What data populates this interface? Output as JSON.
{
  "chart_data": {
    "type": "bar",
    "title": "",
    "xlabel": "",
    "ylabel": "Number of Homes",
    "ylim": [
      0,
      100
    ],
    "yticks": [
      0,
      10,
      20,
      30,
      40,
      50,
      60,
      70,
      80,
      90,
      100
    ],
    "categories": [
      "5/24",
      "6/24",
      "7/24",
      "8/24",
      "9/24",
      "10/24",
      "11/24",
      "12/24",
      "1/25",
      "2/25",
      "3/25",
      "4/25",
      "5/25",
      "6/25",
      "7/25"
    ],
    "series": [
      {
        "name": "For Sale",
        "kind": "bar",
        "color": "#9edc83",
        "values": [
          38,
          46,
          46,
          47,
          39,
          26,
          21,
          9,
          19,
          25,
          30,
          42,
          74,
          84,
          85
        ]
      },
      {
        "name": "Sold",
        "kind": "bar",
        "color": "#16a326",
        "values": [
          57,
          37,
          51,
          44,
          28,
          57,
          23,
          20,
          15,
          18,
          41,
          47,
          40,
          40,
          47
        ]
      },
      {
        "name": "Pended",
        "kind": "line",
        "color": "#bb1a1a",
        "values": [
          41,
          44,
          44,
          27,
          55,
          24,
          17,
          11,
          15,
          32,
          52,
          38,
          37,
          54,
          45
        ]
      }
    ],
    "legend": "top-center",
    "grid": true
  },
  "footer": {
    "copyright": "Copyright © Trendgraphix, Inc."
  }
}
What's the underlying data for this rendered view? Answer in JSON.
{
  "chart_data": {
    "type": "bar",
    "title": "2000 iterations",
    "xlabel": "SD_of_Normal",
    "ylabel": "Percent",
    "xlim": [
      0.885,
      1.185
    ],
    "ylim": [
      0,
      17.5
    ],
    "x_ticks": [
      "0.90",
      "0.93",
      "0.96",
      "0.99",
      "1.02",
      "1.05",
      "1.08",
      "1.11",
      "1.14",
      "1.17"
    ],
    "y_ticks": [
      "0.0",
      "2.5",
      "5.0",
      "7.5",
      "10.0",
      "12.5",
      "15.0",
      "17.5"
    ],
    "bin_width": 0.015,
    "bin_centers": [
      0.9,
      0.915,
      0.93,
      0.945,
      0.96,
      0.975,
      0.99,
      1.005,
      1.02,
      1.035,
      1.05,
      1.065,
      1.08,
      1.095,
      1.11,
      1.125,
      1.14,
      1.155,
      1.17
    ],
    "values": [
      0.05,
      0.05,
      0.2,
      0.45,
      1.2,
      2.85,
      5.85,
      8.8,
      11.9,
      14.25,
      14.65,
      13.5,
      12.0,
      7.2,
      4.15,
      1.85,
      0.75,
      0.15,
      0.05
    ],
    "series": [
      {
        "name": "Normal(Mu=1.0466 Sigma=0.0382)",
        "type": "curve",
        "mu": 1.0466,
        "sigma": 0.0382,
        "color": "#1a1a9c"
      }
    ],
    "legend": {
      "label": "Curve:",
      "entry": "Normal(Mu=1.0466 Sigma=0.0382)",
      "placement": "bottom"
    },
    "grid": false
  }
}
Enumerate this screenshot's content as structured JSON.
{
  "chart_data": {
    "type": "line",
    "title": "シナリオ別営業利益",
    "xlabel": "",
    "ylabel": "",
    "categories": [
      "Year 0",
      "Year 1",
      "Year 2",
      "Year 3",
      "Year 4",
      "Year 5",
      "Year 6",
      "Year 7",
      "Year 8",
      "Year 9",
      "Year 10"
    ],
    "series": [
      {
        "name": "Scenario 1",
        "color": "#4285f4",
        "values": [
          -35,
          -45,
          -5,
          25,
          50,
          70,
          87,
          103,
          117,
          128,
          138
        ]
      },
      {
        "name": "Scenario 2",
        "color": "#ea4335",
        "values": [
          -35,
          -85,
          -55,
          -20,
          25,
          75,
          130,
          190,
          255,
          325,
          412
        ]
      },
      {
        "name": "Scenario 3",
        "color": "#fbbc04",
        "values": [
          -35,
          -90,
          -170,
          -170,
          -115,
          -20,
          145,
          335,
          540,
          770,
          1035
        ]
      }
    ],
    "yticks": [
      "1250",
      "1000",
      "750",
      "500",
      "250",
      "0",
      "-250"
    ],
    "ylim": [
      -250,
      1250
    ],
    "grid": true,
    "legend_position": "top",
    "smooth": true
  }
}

### Your objective
Search the material above for "Year". Pull out each line where it shows up.

### Result of this task
      "Year 0",
      "Year 1",
      "Year 2",
      "Year 3",
      "Year 4",
      "Year 5",
      "Year 6",
      "Year 7",
      "Year 8",
      "Year 9",
      "Year 10"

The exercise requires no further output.